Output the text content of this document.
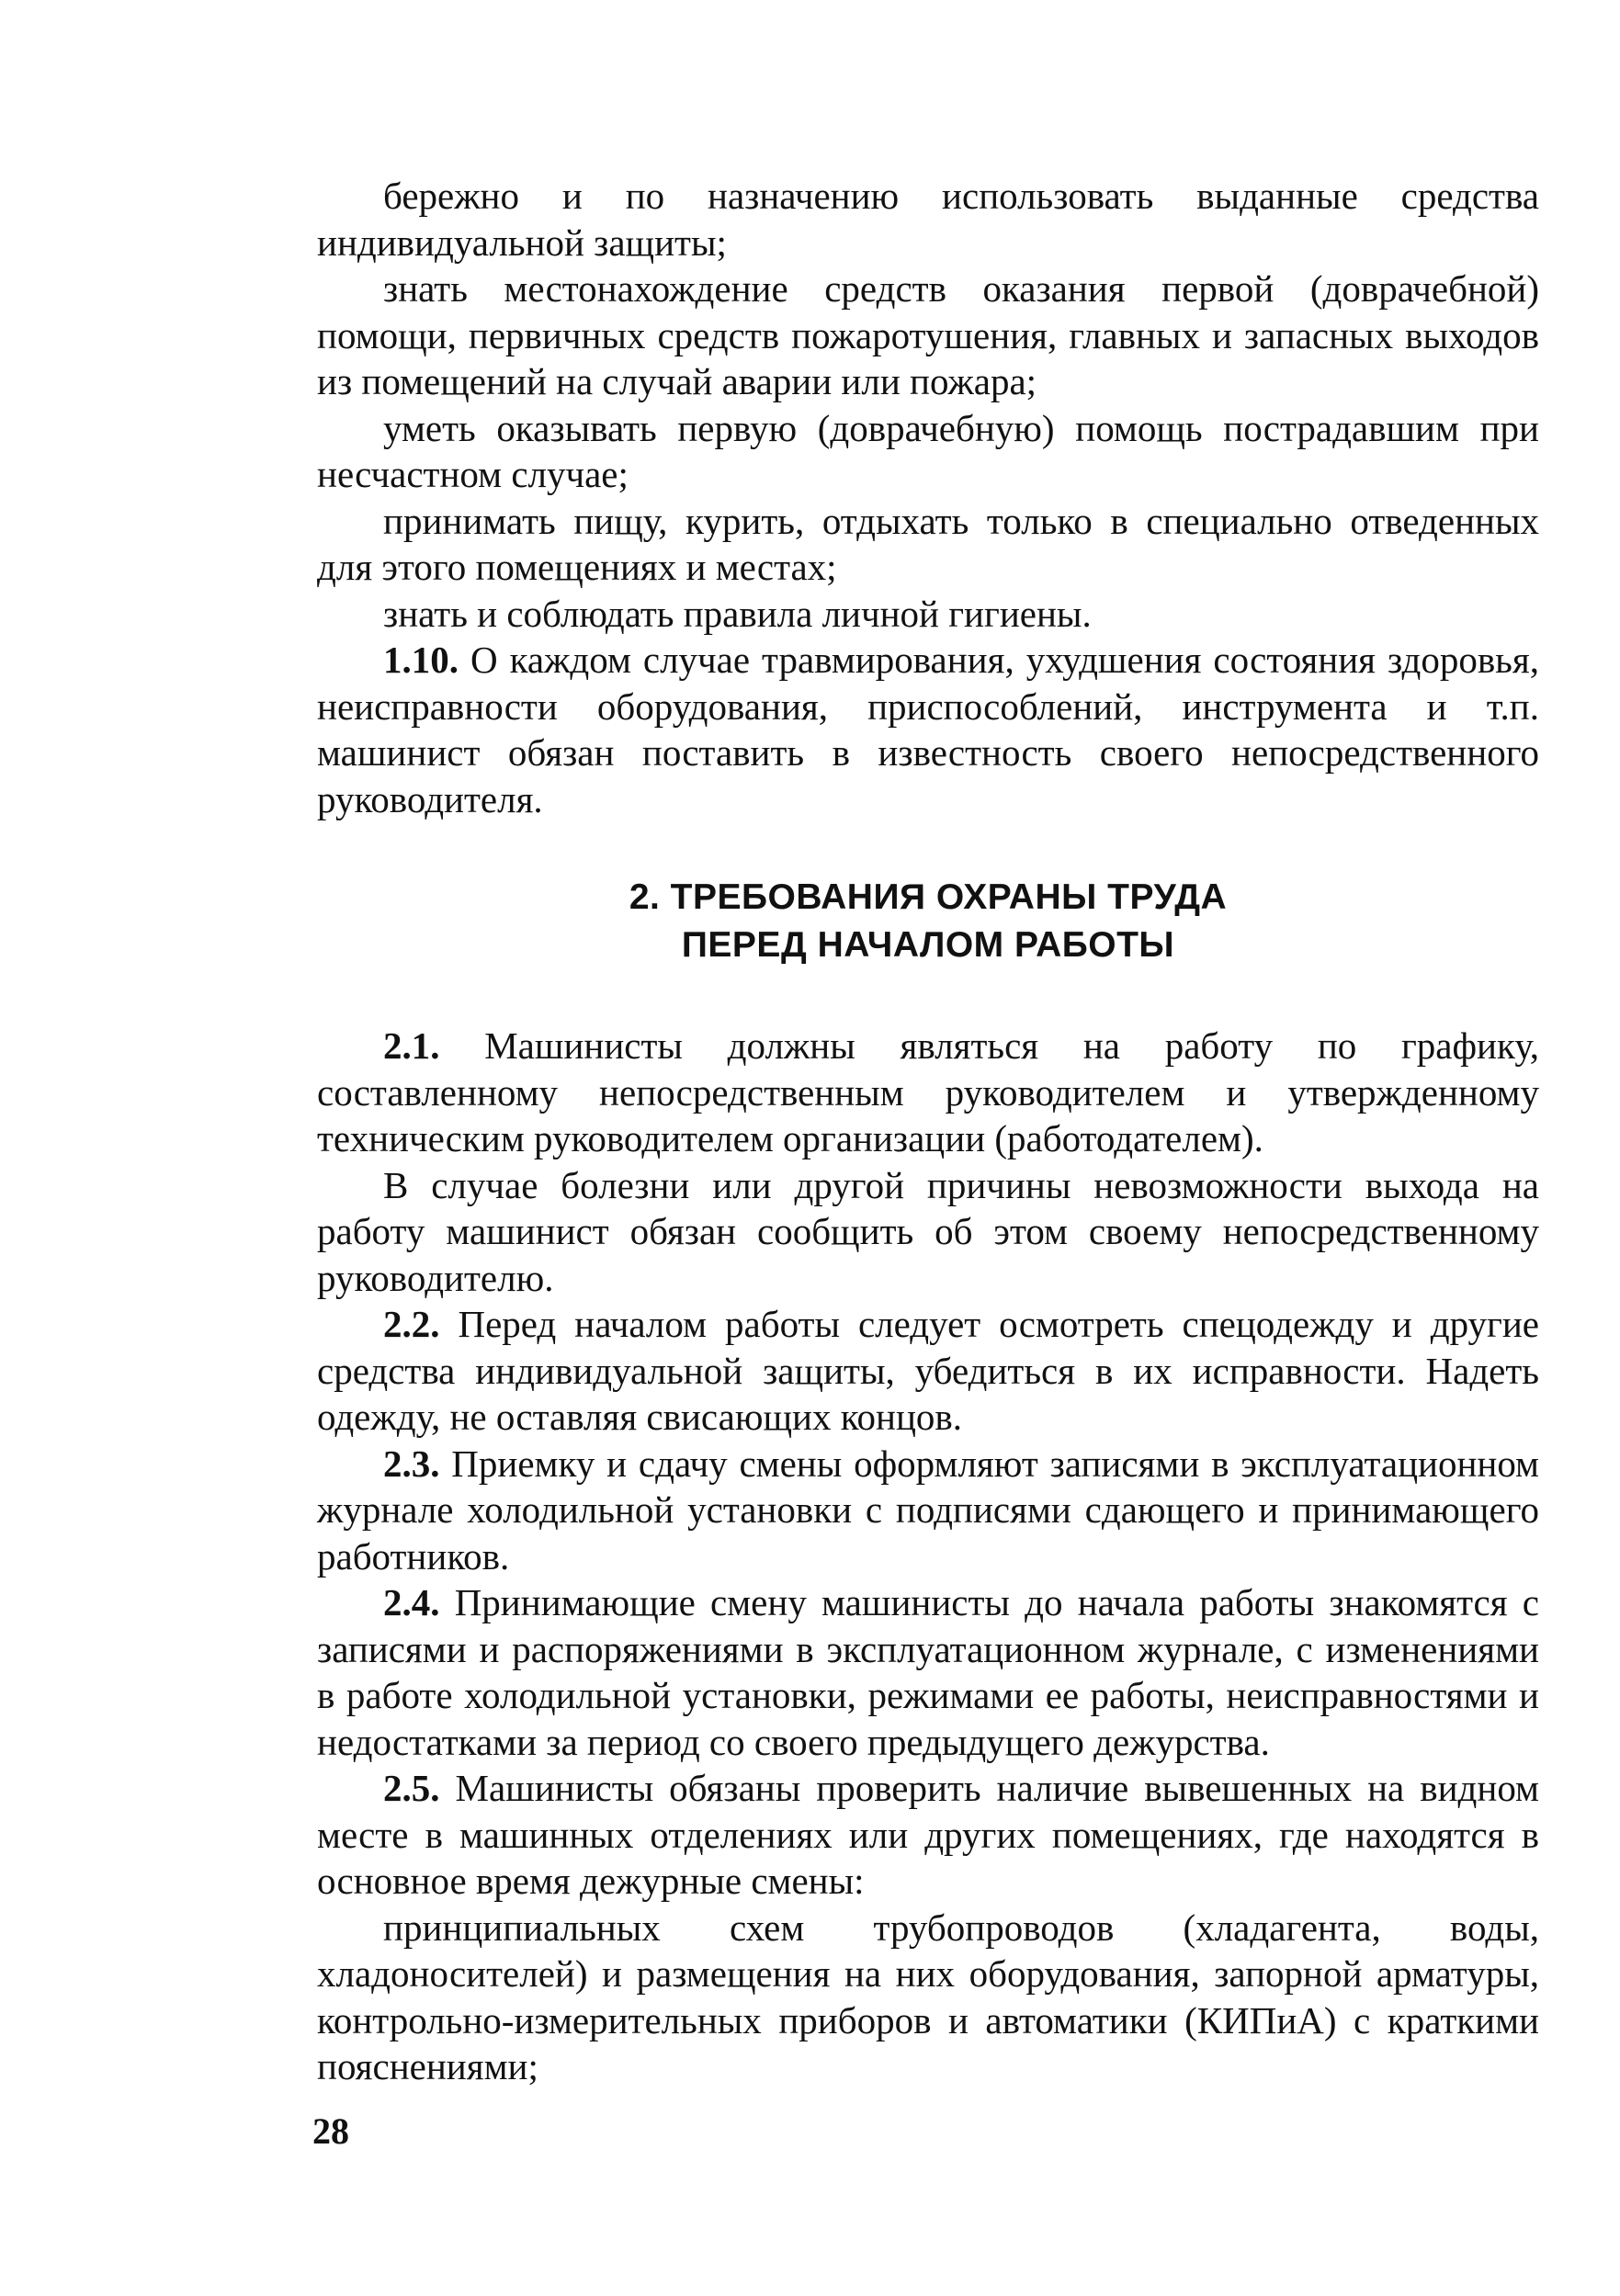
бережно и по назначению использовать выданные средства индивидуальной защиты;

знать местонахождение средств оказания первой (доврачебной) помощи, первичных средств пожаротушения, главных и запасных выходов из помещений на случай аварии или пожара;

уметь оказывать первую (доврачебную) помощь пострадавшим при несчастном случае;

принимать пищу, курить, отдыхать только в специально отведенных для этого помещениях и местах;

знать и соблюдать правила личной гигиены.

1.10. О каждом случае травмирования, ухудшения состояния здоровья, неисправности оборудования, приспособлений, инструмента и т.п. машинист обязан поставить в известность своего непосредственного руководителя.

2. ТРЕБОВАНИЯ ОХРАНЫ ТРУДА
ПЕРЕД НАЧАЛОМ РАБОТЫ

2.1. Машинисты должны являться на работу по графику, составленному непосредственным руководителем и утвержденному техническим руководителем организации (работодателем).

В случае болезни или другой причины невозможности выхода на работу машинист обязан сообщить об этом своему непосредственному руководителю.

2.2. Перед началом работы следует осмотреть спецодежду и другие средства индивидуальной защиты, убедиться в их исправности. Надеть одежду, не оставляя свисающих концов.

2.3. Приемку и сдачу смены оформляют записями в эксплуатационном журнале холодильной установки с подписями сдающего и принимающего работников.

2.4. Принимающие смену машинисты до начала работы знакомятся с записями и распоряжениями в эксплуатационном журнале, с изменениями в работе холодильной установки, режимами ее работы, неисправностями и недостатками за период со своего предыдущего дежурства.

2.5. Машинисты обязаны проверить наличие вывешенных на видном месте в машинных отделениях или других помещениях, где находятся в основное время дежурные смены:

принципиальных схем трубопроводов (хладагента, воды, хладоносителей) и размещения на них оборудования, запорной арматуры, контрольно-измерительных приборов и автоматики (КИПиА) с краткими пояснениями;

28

--

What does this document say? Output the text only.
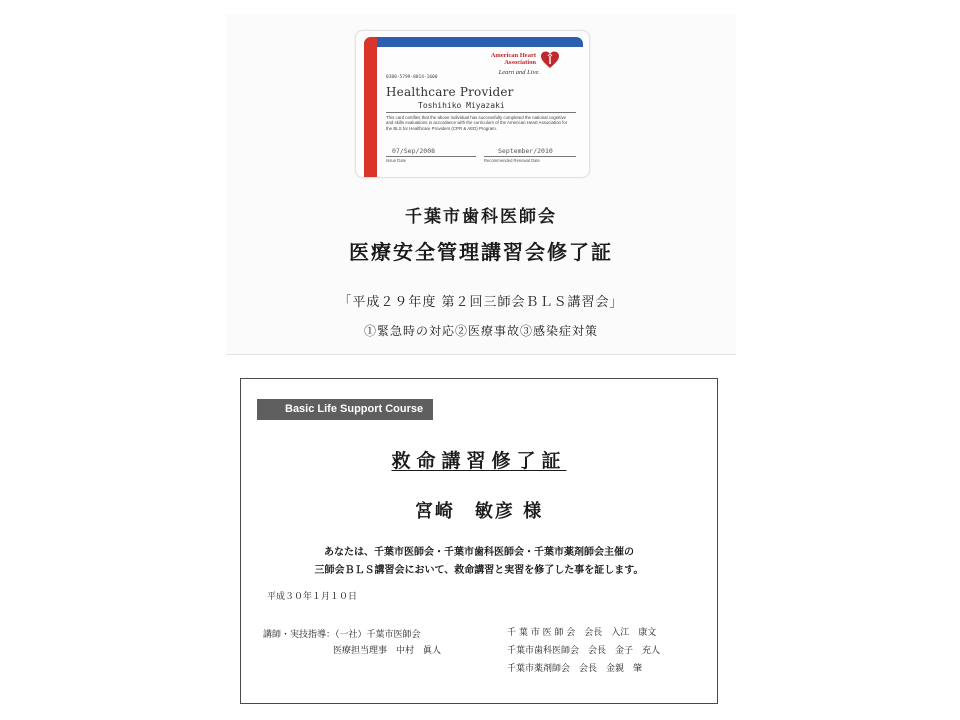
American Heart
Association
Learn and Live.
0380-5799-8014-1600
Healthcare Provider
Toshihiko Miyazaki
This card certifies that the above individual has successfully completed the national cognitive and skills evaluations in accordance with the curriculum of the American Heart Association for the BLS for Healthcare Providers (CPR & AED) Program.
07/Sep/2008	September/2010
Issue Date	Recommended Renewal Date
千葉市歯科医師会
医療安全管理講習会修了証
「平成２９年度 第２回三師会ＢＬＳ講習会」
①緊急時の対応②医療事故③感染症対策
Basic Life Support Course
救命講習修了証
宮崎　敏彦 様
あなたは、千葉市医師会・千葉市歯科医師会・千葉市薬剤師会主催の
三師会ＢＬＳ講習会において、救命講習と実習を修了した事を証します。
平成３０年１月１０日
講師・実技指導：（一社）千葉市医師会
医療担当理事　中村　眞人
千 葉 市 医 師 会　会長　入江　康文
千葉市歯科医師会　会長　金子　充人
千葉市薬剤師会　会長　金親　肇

*Set exercise*
Each line in the entries above that includes the string "Healthcare" should be extracted.

*Written solution*
Healthcare Provider
This card certifies that the above individual has successfully completed the national cognitive and skills evaluations in accordance with the curriculum of the American Heart Association for the BLS for Healthcare Providers (CPR & AED) Program.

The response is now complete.